■ **Aim of the exercise**: Across the listing below, count the lines that mention the string "CLOSE". Reply with the figure only.

■ **Exercise input**:
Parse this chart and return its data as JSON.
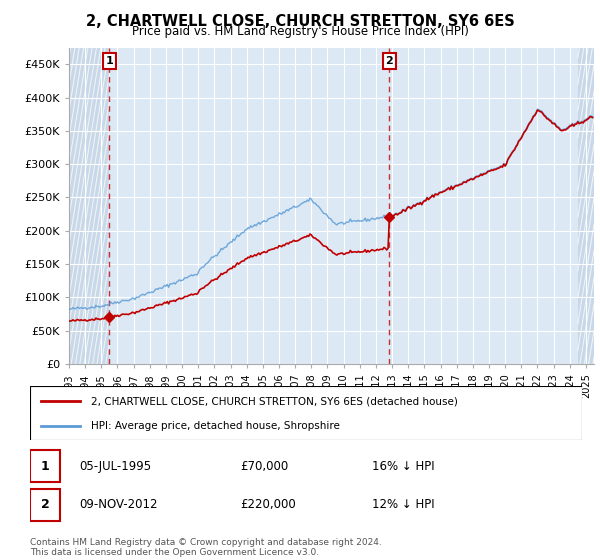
{
  "title": "2, CHARTWELL CLOSE, CHURCH STRETTON, SY6 6ES",
  "subtitle": "Price paid vs. HM Land Registry's House Price Index (HPI)",
  "legend_line1": "2, CHARTWELL CLOSE, CHURCH STRETTON, SY6 6ES (detached house)",
  "legend_line2": "HPI: Average price, detached house, Shropshire",
  "sale1_date": "05-JUL-1995",
  "sale1_price": 70000,
  "sale1_label": "16% ↓ HPI",
  "sale2_date": "09-NOV-2012",
  "sale2_price": 220000,
  "sale2_label": "12% ↓ HPI",
  "footnote": "Contains HM Land Registry data © Crown copyright and database right 2024.\nThis data is licensed under the Open Government Licence v3.0.",
  "hpi_color": "#5b9bd5",
  "price_color": "#c00000",
  "sale1_year": 1995.5,
  "sale2_year": 2012.833,
  "xlim_start": 1993.0,
  "xlim_end": 2025.5,
  "ylim": [
    0,
    475000
  ],
  "yticks": [
    0,
    50000,
    100000,
    150000,
    200000,
    250000,
    300000,
    350000,
    400000,
    450000
  ],
  "ytick_labels": [
    "£0",
    "£50K",
    "£100K",
    "£150K",
    "£200K",
    "£250K",
    "£300K",
    "£350K",
    "£400K",
    "£450K"
  ],
  "hpi_seed": 42,
  "hpi_base": 82000,
  "bg_hatch_color": "#d8d8d8",
  "plot_bg_color": "#dce9f5",
  "hatch_bg_color": "#e8e8e8"
}
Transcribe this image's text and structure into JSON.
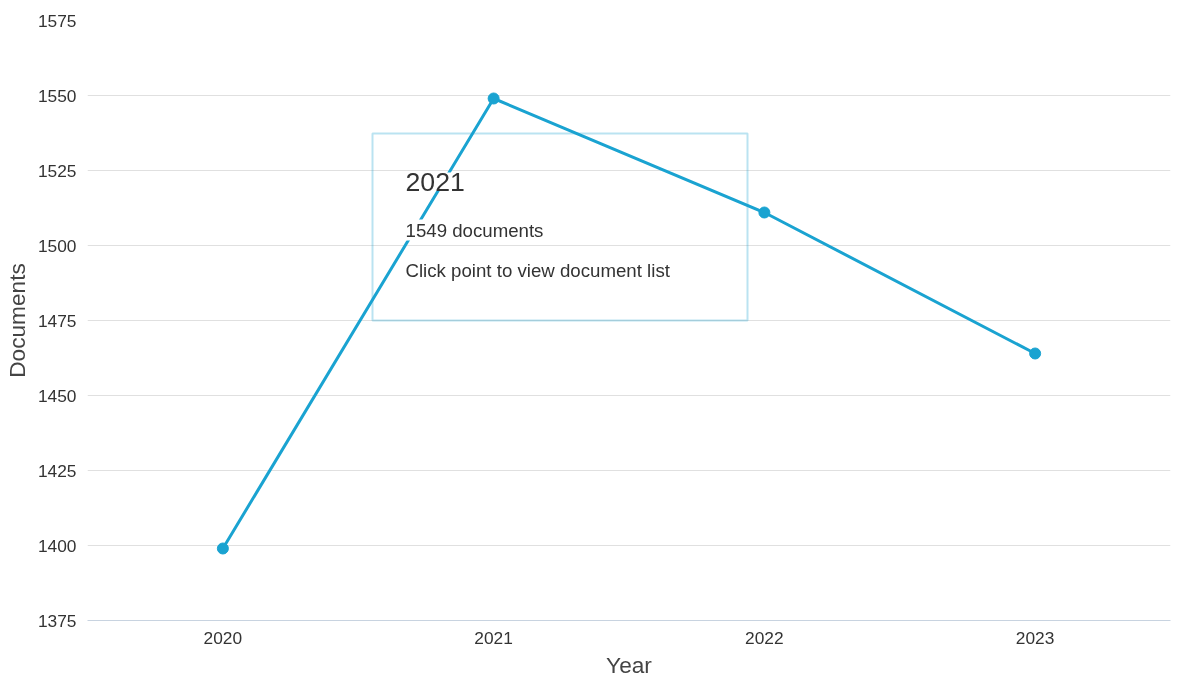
{
  "chart_data": {
    "type": "line",
    "xlabel": "Year",
    "ylabel": "Documents",
    "categories": [
      "2020",
      "2021",
      "2022",
      "2023"
    ],
    "series": [
      {
        "color": "#1aa3d1",
        "values": [
          1399,
          1549,
          1511,
          1464
        ]
      }
    ],
    "ylim": [
      1375,
      1575
    ],
    "yticks": [
      1375,
      1400,
      1425,
      1450,
      1475,
      1500,
      1525,
      1550,
      1575
    ],
    "grid": "y",
    "marker": "circle",
    "line_style": "solid",
    "annotations": [
      "2021",
      "1549 documents",
      "Click point to view document list"
    ]
  }
}
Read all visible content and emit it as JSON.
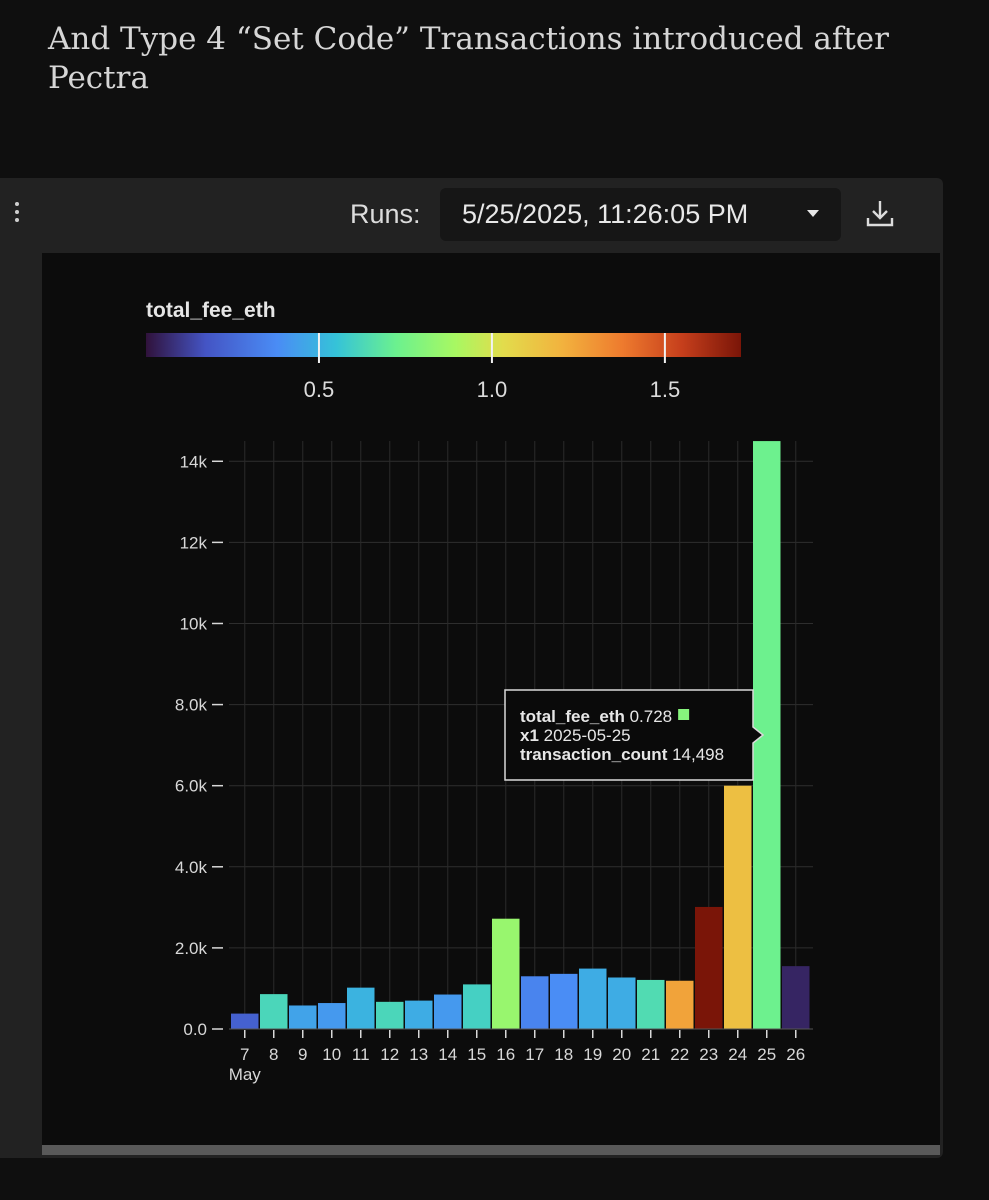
{
  "heading": "And Type 4 “Set Code” Transactions introduced after Pectra",
  "toolbar": {
    "menu_icon": "vertical-ellipsis-icon",
    "runs_label": "Runs:",
    "runs_value": "5/25/2025, 11:26:05 PM",
    "download_icon": "download-icon"
  },
  "colors": {
    "background": "#0f0f0f",
    "card": "#222222",
    "plot_bg": "#0c0c0c",
    "tooltip_marker": "#87f57d"
  },
  "chart_data": {
    "type": "bar",
    "title": "",
    "xlabel": "",
    "ylabel": "",
    "x_month_label": "May",
    "categories": [
      "7",
      "8",
      "9",
      "10",
      "11",
      "12",
      "13",
      "14",
      "15",
      "16",
      "17",
      "18",
      "19",
      "20",
      "21",
      "22",
      "23",
      "24",
      "25",
      "26"
    ],
    "dates": [
      "2025-05-07",
      "2025-05-08",
      "2025-05-09",
      "2025-05-10",
      "2025-05-11",
      "2025-05-12",
      "2025-05-13",
      "2025-05-14",
      "2025-05-15",
      "2025-05-16",
      "2025-05-17",
      "2025-05-18",
      "2025-05-19",
      "2025-05-20",
      "2025-05-21",
      "2025-05-22",
      "2025-05-23",
      "2025-05-24",
      "2025-05-25",
      "2025-05-26"
    ],
    "values": [
      380,
      860,
      580,
      640,
      1020,
      670,
      700,
      850,
      1100,
      2720,
      1300,
      1360,
      1490,
      1270,
      1210,
      1190,
      3010,
      6000,
      14498,
      1550
    ],
    "color_values": [
      0.22,
      0.62,
      0.45,
      0.42,
      0.5,
      0.62,
      0.48,
      0.42,
      0.6,
      0.85,
      0.35,
      0.38,
      0.48,
      0.48,
      0.64,
      1.25,
      1.72,
      1.15,
      0.728,
      0.05
    ],
    "color_field": "total_fee_eth",
    "color_ticks": [
      0.5,
      1.0,
      1.5
    ],
    "color_ticks_labels": [
      "0.5",
      "1.0",
      "1.5"
    ],
    "color_domain": [
      0.0,
      1.72
    ],
    "color_scale": "turbo",
    "y_ticks": [
      0,
      2000,
      4000,
      6000,
      8000,
      10000,
      12000,
      14000
    ],
    "y_tick_labels": [
      "0.0",
      "2.0k",
      "4.0k",
      "6.0k",
      "8.0k",
      "10k",
      "12k",
      "14k"
    ],
    "ylim": [
      0,
      14500
    ],
    "grid": true,
    "legend": "top-left colorbar",
    "tooltip": {
      "category_index": 18,
      "rows": [
        {
          "key": "total_fee_eth",
          "value": "0.728"
        },
        {
          "key": "x1",
          "value": "2025-05-25"
        },
        {
          "key": "transaction_count",
          "value": "14,498"
        }
      ]
    }
  }
}
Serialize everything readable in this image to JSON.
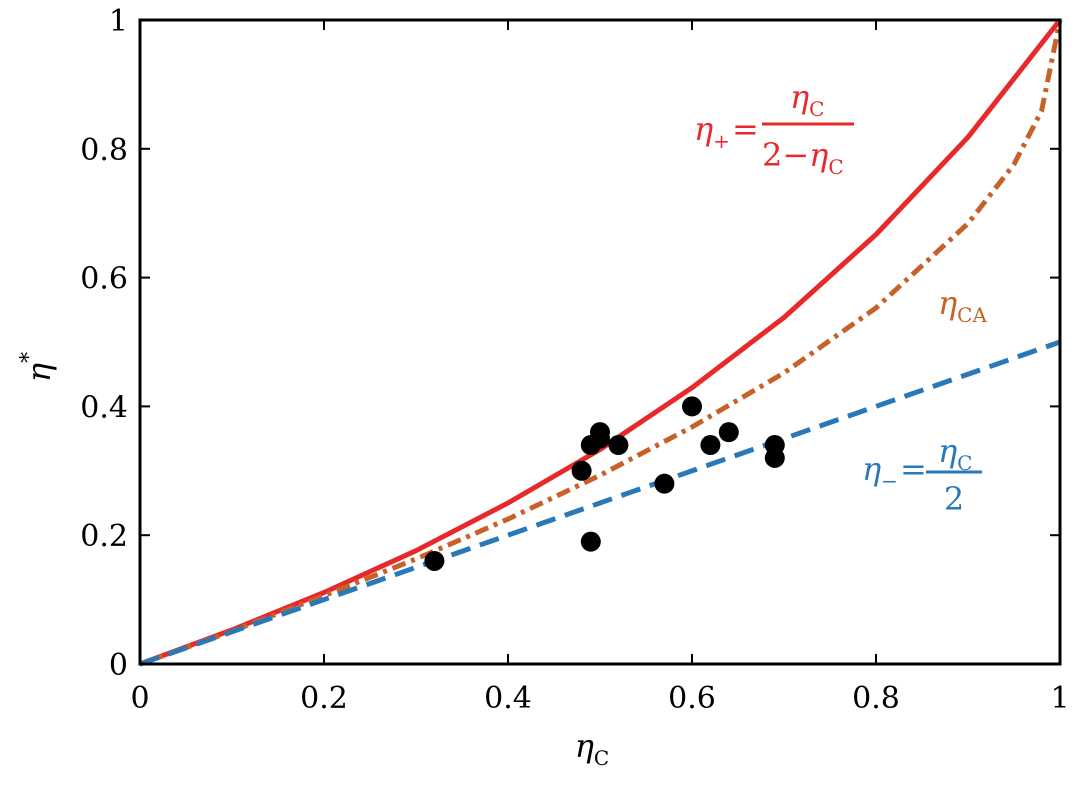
{
  "chart_data": {
    "type": "line",
    "xlabel": {
      "symbol": "η",
      "subscript": "C"
    },
    "ylabel": {
      "symbol": "η",
      "superscript": "*"
    },
    "xlim": [
      0,
      1
    ],
    "ylim": [
      0,
      1
    ],
    "xticks": [
      0,
      0.2,
      0.4,
      0.6,
      0.8,
      1
    ],
    "xtick_labels": [
      "0",
      "0.2",
      "0.4",
      "0.6",
      "0.8",
      "1"
    ],
    "yticks": [
      0,
      0.2,
      0.4,
      0.6,
      0.8,
      1
    ],
    "ytick_labels": [
      "0",
      "0.2",
      "0.4",
      "0.6",
      "0.8",
      "1"
    ],
    "grid": false,
    "series": [
      {
        "id": "eta_plus",
        "function": "ηC/(2−ηC)",
        "style": "solid",
        "color": "#e8292b",
        "x": [
          0,
          0.1,
          0.2,
          0.3,
          0.4,
          0.5,
          0.6,
          0.7,
          0.8,
          0.9,
          1.0
        ],
        "values": [
          0,
          0.053,
          0.111,
          0.176,
          0.25,
          0.333,
          0.429,
          0.538,
          0.667,
          0.818,
          1.0
        ]
      },
      {
        "id": "eta_CA",
        "function": "1−√(1−ηC)",
        "style": "dash-dot",
        "color": "#c8602a",
        "x": [
          0,
          0.1,
          0.2,
          0.3,
          0.4,
          0.5,
          0.6,
          0.7,
          0.8,
          0.9,
          0.95,
          0.98,
          1.0
        ],
        "values": [
          0,
          0.051,
          0.106,
          0.163,
          0.225,
          0.293,
          0.368,
          0.452,
          0.553,
          0.684,
          0.776,
          0.859,
          1.0
        ]
      },
      {
        "id": "eta_minus",
        "function": "ηC/2",
        "style": "dashed",
        "color": "#2a78b8",
        "x": [
          0,
          1
        ],
        "values": [
          0,
          0.5
        ]
      }
    ],
    "points": {
      "color": "#000000",
      "x": [
        0.32,
        0.48,
        0.49,
        0.49,
        0.5,
        0.5,
        0.52,
        0.57,
        0.6,
        0.62,
        0.64,
        0.69,
        0.69
      ],
      "y": [
        0.16,
        0.3,
        0.34,
        0.19,
        0.36,
        0.35,
        0.34,
        0.28,
        0.4,
        0.34,
        0.36,
        0.34,
        0.32
      ]
    },
    "annotations": {
      "eta_plus": {
        "lhs_symbol": "η",
        "lhs_subscript": "+",
        "equals": "=",
        "numerator_symbol": "η",
        "numerator_subscript": "C",
        "denominator_prefix": "2−",
        "denominator_symbol": "η",
        "denominator_subscript": "C",
        "color": "#e8292b"
      },
      "eta_CA": {
        "symbol": "η",
        "subscript": "CA",
        "color": "#c8602a"
      },
      "eta_minus": {
        "lhs_symbol": "η",
        "lhs_subscript": "−",
        "equals": "=",
        "numerator_symbol": "η",
        "numerator_subscript": "C",
        "denominator": "2",
        "color": "#2a78b8"
      }
    }
  }
}
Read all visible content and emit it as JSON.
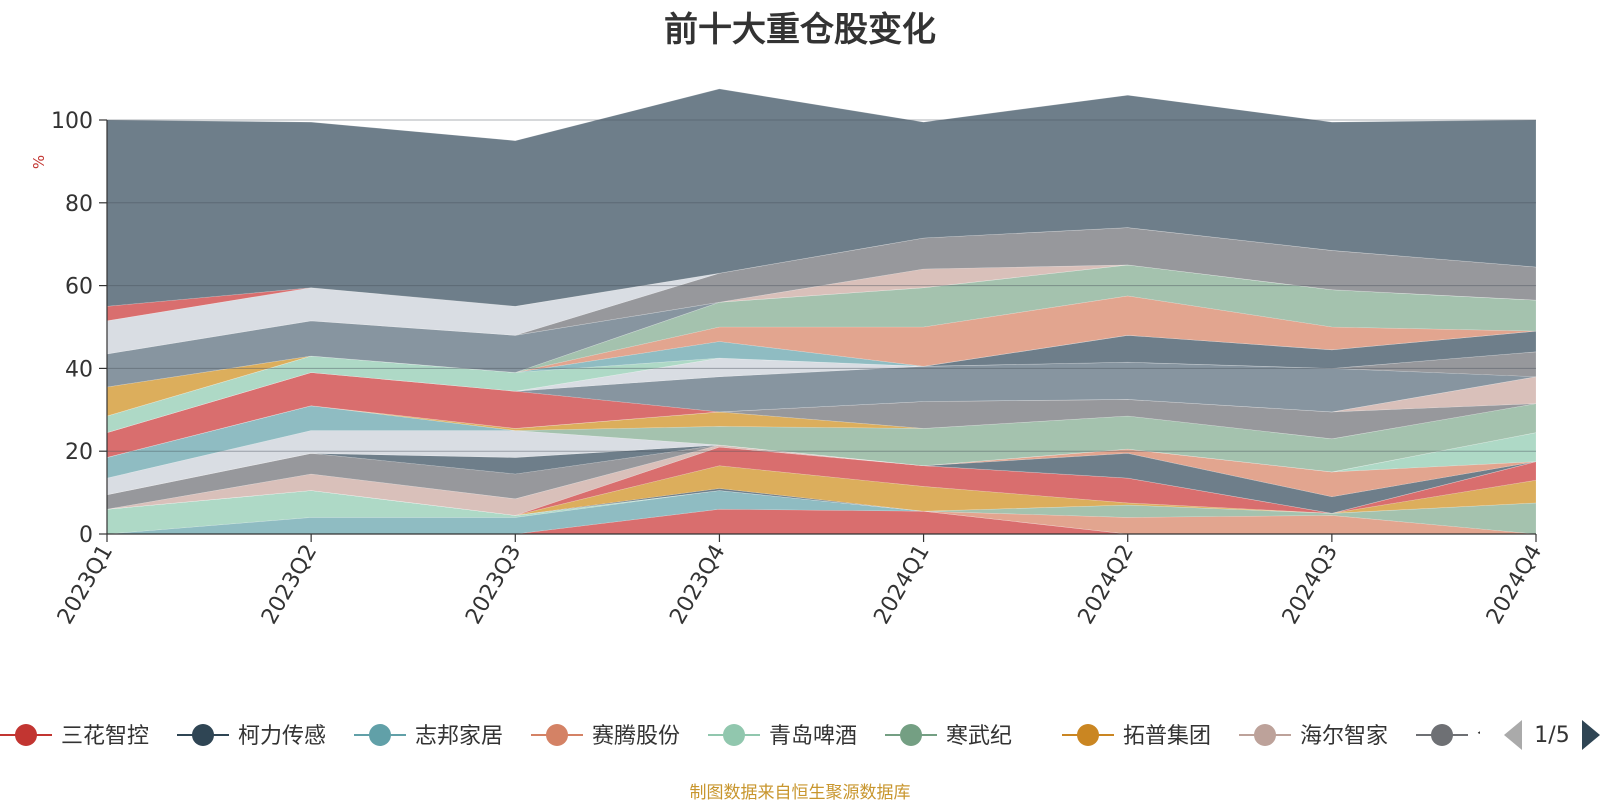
{
  "chart_data": {
    "type": "area",
    "title": "前十大重仓股变化",
    "ylabel": "%",
    "xlabel": "",
    "ylim": [
      0,
      100
    ],
    "yticks": [
      0,
      20,
      40,
      60,
      80,
      100
    ],
    "categories": [
      "2023Q1",
      "2023Q2",
      "2023Q3",
      "2023Q4",
      "2024Q1",
      "2024Q2",
      "2024Q3",
      "2024Q4"
    ],
    "stacked": true,
    "bands": [
      {
        "color": "#d96e6e",
        "values": [
          0,
          0,
          0,
          6,
          5.5,
          0,
          0,
          0
        ]
      },
      {
        "color": "#8fbcc2",
        "values": [
          0,
          4,
          4,
          4.5,
          0,
          0,
          0,
          0
        ]
      },
      {
        "color": "#aed9c6",
        "values": [
          6,
          6.5,
          0.5,
          0,
          0,
          0,
          0,
          0
        ]
      },
      {
        "color": "#e2a58f",
        "values": [
          0,
          0,
          0,
          0,
          0,
          4,
          4.5,
          0
        ]
      },
      {
        "color": "#a4c2ae",
        "values": [
          0,
          0,
          0,
          0,
          0,
          3,
          0.5,
          7.5
        ]
      },
      {
        "color": "#6e7e8a",
        "values": [
          0,
          0,
          0,
          0.5,
          0,
          0,
          0,
          0
        ]
      },
      {
        "color": "#dcae5c",
        "values": [
          0,
          0,
          0,
          5.5,
          6,
          0.5,
          0,
          5.5
        ]
      },
      {
        "color": "#d96e6e",
        "values": [
          0,
          0,
          0,
          4.5,
          5,
          6,
          0,
          4.5
        ]
      },
      {
        "color": "#d9c0ba",
        "values": [
          0,
          4,
          4,
          0.5,
          0,
          0,
          0,
          0
        ]
      },
      {
        "color": "#97989c",
        "values": [
          3.5,
          5,
          6,
          0,
          0,
          0,
          0,
          0
        ]
      },
      {
        "color": "#6e7e8a",
        "values": [
          0,
          0,
          4,
          0,
          0,
          6,
          4,
          0
        ]
      },
      {
        "color": "#e2a58f",
        "values": [
          0,
          0,
          0,
          0,
          0,
          1,
          6,
          0
        ]
      },
      {
        "color": "#aed9c6",
        "values": [
          0,
          0,
          0,
          0,
          0,
          0,
          0,
          7
        ]
      },
      {
        "color": "#d9dde3",
        "values": [
          4,
          5.5,
          6.5,
          0,
          0,
          0,
          0,
          0
        ]
      },
      {
        "color": "#8fbcc2",
        "values": [
          5,
          6,
          0,
          0,
          0,
          0,
          0,
          0
        ]
      },
      {
        "color": "#a4c2ae",
        "values": [
          0,
          0,
          0,
          4.5,
          9,
          8,
          8,
          7
        ]
      },
      {
        "color": "#dcae5c",
        "values": [
          0,
          0,
          0.5,
          3.5,
          0,
          0,
          0,
          0
        ]
      },
      {
        "color": "#97989c",
        "values": [
          0,
          0,
          0,
          0,
          6.5,
          4,
          6.5,
          0
        ]
      },
      {
        "color": "#d9c0ba",
        "values": [
          0,
          0,
          0,
          0,
          0,
          0,
          0,
          6.5
        ]
      },
      {
        "color": "#d96e6e",
        "values": [
          6,
          8,
          9,
          0,
          0,
          0,
          0,
          0
        ]
      },
      {
        "color": "#8795a0",
        "values": [
          0,
          0,
          0,
          8.5,
          8.5,
          9,
          10.5,
          0
        ]
      },
      {
        "color": "#97989c",
        "values": [
          0,
          0,
          0,
          0,
          0,
          0,
          0,
          6
        ]
      },
      {
        "color": "#d9dde3",
        "values": [
          0,
          0,
          0,
          4.5,
          0,
          0,
          0,
          0
        ]
      },
      {
        "color": "#6e7e8a",
        "values": [
          0,
          0,
          0,
          0,
          0,
          6.5,
          4.5,
          5
        ]
      },
      {
        "color": "#aed9c6",
        "values": [
          4,
          4,
          4.5,
          0,
          0,
          0,
          0,
          0
        ]
      },
      {
        "color": "#8fbcc2",
        "values": [
          0,
          0,
          0,
          4,
          0,
          0,
          0,
          0
        ]
      },
      {
        "color": "#e2a58f",
        "values": [
          0,
          0,
          0,
          3.5,
          9.5,
          9.5,
          5.5,
          0
        ]
      },
      {
        "color": "#a4c2ae",
        "values": [
          0,
          0,
          0,
          6,
          9.5,
          7.5,
          9,
          7.5
        ]
      },
      {
        "color": "#dcae5c",
        "values": [
          7,
          0,
          0,
          0,
          0,
          0,
          0,
          0
        ]
      },
      {
        "color": "#8795a0",
        "values": [
          8,
          8.5,
          9,
          0,
          0,
          0,
          0,
          0
        ]
      },
      {
        "color": "#d9c0ba",
        "values": [
          0,
          0,
          0,
          0,
          4.5,
          0,
          0,
          0
        ]
      },
      {
        "color": "#97989c",
        "values": [
          0,
          0,
          0,
          7,
          7.5,
          9,
          9.5,
          8
        ]
      },
      {
        "color": "#d9dde3",
        "values": [
          8,
          8,
          7,
          0,
          0,
          0,
          0,
          0
        ]
      },
      {
        "color": "#d96e6e",
        "values": [
          3.5,
          0,
          0,
          0,
          0,
          0,
          0,
          0
        ]
      },
      {
        "color": "#6e7e8a",
        "values": [
          45,
          40,
          40,
          44.5,
          28,
          32,
          31,
          35.5
        ]
      }
    ],
    "legend": [
      {
        "name": "三花智控",
        "color": "#c23531"
      },
      {
        "name": "柯力传感",
        "color": "#2f4554"
      },
      {
        "name": "志邦家居",
        "color": "#61a0a8"
      },
      {
        "name": "赛腾股份",
        "color": "#d48265"
      },
      {
        "name": "青岛啤酒",
        "color": "#91c7ae"
      },
      {
        "name": "寒武纪",
        "color": "#749f83"
      },
      {
        "name": "拓普集团",
        "color": "#ca8622"
      },
      {
        "name": "海尔智家",
        "color": "#bda29a"
      },
      {
        "name": "今世缘",
        "color": "#6e7074"
      }
    ],
    "legend_page": "1/5",
    "legend_position": "bottom"
  },
  "footer": {
    "source": "制图数据来自恒生聚源数据库"
  }
}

■ **In response**: 2